• **Work to complete**
Extract every line that includes the string "Wind".

• **Recorded data**
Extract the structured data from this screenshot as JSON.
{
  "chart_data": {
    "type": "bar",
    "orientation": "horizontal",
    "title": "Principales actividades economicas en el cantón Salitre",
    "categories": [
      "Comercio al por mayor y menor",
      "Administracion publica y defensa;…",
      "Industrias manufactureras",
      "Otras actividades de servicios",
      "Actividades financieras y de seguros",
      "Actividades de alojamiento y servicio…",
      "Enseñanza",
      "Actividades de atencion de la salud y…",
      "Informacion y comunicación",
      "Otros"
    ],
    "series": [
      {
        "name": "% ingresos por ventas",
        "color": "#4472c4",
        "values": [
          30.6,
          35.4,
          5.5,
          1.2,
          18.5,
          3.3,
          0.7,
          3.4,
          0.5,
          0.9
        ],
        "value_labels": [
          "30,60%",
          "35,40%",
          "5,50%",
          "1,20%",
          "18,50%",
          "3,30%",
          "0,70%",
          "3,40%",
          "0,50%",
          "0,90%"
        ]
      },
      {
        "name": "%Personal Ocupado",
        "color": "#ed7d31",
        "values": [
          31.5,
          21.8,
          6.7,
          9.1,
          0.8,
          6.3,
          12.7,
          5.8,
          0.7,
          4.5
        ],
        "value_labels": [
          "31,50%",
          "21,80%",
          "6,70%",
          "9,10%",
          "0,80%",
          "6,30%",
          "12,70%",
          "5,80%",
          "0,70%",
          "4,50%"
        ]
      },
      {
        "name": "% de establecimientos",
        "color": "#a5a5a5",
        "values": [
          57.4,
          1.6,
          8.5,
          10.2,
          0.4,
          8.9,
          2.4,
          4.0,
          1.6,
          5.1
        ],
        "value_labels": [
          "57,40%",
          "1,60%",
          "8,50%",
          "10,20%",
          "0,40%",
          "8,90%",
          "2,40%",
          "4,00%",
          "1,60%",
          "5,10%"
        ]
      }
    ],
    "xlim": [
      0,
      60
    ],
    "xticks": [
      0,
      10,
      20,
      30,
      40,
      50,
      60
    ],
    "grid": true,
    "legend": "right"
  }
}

...

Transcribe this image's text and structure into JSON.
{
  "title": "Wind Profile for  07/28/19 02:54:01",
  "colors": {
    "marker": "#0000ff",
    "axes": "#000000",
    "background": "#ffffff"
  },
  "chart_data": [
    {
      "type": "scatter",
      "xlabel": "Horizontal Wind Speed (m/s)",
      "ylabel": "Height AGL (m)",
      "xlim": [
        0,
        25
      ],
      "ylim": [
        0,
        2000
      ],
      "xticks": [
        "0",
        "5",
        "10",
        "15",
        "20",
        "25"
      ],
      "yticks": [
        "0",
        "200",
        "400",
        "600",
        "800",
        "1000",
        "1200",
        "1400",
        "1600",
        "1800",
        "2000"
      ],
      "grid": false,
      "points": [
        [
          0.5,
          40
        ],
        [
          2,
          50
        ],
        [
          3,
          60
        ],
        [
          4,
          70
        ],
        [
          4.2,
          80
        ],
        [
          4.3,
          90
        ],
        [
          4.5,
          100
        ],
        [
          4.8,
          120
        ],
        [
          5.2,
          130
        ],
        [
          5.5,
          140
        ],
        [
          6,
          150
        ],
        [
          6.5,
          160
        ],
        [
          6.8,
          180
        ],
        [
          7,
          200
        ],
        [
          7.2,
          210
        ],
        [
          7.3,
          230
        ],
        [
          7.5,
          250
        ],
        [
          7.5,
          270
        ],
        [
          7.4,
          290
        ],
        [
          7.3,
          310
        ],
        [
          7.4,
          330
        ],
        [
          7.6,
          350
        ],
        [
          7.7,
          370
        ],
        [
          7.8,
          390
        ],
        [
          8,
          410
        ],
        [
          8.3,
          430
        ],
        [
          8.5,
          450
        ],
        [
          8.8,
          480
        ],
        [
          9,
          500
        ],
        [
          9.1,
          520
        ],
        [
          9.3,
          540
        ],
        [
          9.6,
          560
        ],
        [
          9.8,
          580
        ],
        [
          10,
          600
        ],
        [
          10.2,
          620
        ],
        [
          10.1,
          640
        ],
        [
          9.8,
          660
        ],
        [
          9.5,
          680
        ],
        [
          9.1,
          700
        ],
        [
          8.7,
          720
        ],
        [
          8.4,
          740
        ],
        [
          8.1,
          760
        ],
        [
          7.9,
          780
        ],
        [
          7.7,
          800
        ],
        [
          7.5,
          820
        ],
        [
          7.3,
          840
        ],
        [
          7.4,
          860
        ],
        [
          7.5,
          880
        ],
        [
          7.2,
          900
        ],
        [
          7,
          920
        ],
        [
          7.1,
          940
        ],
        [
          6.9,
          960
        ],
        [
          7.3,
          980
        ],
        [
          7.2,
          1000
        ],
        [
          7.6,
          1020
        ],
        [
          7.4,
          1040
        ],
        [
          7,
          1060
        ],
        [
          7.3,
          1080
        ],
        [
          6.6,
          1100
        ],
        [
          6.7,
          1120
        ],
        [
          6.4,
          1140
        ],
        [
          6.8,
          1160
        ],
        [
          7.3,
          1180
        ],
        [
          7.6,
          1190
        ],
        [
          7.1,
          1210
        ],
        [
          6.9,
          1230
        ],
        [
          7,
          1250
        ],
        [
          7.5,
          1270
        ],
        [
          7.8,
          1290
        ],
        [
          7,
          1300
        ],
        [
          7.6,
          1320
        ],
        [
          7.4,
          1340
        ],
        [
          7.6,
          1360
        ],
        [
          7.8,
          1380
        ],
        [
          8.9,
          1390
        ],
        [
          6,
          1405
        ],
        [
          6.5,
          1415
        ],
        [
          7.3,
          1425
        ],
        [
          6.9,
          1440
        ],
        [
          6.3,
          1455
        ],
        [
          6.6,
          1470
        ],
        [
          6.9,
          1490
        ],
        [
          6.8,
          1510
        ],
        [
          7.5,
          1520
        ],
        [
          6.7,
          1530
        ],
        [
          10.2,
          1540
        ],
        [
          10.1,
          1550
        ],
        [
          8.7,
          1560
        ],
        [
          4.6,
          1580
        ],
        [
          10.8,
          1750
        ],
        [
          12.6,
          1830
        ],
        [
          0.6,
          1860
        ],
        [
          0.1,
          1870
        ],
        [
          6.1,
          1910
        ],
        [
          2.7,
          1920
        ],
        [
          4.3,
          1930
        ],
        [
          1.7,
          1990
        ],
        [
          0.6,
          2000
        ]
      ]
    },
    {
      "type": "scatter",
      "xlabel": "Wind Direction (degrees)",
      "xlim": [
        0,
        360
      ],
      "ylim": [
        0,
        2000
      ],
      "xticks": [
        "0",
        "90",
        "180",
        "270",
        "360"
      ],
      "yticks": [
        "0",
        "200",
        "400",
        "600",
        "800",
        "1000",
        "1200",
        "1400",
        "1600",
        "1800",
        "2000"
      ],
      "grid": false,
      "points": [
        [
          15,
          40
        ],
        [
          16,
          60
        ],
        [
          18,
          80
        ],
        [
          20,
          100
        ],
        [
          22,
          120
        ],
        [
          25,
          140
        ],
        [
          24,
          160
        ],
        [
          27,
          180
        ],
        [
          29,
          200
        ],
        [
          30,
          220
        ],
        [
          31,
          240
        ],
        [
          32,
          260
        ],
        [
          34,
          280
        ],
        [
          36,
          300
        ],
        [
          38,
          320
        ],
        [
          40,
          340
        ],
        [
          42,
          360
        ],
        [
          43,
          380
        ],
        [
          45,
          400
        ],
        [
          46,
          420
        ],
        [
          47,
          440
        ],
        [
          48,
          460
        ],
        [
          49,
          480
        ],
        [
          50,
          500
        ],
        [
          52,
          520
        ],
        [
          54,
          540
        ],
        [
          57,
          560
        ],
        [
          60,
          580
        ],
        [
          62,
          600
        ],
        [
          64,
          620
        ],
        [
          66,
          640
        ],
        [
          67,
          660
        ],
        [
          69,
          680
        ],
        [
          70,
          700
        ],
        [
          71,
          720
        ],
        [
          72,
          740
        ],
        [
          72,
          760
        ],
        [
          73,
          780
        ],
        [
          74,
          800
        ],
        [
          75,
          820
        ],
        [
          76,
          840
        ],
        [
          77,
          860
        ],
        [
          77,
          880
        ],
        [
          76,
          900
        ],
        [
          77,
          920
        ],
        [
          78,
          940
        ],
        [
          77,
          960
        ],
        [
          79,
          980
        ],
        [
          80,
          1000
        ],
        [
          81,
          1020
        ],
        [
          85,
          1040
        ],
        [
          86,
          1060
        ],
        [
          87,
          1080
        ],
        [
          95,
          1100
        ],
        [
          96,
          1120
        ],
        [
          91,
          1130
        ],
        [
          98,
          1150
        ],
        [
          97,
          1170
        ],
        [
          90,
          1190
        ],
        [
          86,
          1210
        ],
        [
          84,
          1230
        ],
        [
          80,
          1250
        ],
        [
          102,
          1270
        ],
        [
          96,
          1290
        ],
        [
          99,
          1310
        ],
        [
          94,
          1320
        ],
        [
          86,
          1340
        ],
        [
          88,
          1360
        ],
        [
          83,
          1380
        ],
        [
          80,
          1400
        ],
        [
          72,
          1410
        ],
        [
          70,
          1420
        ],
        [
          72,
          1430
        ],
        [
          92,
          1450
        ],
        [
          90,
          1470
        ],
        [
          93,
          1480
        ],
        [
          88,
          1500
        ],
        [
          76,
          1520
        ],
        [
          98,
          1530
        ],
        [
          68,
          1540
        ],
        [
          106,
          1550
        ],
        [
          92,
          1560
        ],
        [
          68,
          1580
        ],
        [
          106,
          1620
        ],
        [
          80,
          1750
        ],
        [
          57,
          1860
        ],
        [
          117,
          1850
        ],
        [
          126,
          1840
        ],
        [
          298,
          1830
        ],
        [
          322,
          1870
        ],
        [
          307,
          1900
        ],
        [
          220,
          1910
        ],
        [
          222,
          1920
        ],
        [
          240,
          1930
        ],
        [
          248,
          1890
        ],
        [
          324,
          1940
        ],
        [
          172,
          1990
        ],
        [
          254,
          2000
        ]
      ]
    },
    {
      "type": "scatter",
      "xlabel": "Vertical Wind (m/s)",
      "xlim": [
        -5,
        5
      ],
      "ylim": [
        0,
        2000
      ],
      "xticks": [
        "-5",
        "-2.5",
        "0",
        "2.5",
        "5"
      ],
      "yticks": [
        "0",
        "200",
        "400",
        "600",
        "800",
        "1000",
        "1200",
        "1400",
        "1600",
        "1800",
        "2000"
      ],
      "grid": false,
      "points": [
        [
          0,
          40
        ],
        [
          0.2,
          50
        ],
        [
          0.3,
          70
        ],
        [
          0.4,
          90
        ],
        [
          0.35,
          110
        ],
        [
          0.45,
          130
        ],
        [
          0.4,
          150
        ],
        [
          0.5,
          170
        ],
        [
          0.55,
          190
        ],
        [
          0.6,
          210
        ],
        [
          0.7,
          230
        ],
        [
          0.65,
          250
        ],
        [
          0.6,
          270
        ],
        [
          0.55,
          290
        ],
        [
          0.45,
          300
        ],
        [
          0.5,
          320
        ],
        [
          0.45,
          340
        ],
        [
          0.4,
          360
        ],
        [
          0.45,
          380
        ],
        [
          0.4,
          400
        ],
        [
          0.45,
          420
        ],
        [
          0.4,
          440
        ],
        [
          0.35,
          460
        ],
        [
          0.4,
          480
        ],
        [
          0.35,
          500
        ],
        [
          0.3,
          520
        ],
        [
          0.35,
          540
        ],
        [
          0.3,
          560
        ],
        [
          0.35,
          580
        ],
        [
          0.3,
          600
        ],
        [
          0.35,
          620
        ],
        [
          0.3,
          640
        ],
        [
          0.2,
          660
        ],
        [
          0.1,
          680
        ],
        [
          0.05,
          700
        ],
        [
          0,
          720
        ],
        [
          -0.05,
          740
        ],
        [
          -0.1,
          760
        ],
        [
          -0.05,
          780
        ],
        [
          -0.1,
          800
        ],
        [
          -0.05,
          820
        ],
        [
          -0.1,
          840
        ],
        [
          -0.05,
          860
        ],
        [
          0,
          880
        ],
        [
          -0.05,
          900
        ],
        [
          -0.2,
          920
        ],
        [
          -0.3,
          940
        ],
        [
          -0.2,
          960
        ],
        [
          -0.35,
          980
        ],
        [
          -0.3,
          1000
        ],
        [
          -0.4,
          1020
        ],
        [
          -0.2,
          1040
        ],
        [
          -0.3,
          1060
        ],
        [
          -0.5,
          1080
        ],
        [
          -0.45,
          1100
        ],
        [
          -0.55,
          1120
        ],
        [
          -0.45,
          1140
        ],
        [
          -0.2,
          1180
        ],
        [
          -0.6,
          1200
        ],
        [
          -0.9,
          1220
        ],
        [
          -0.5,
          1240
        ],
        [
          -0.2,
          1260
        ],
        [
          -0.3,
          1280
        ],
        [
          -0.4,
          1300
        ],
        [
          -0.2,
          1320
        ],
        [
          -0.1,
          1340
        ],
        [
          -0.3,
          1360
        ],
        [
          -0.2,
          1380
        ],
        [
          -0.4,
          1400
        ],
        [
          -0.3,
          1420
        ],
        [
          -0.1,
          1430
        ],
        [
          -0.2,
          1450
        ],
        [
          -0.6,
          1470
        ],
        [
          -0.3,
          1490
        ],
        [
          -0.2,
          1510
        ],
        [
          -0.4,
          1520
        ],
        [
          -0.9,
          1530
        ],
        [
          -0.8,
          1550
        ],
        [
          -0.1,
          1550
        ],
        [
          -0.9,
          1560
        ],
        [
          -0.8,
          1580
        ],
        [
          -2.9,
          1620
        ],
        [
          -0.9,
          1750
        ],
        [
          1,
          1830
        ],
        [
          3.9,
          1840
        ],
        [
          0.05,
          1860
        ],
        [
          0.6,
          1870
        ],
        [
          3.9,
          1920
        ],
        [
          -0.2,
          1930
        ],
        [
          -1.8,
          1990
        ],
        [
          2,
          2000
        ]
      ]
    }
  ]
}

• **Completed exercise**
  "title": "Wind Profile for  07/28/19 02:54:01",
      "xlabel": "Horizontal Wind Speed (m/s)",
      "xlabel": "Wind Direction (degrees)",
      "xlabel": "Vertical Wind (m/s)",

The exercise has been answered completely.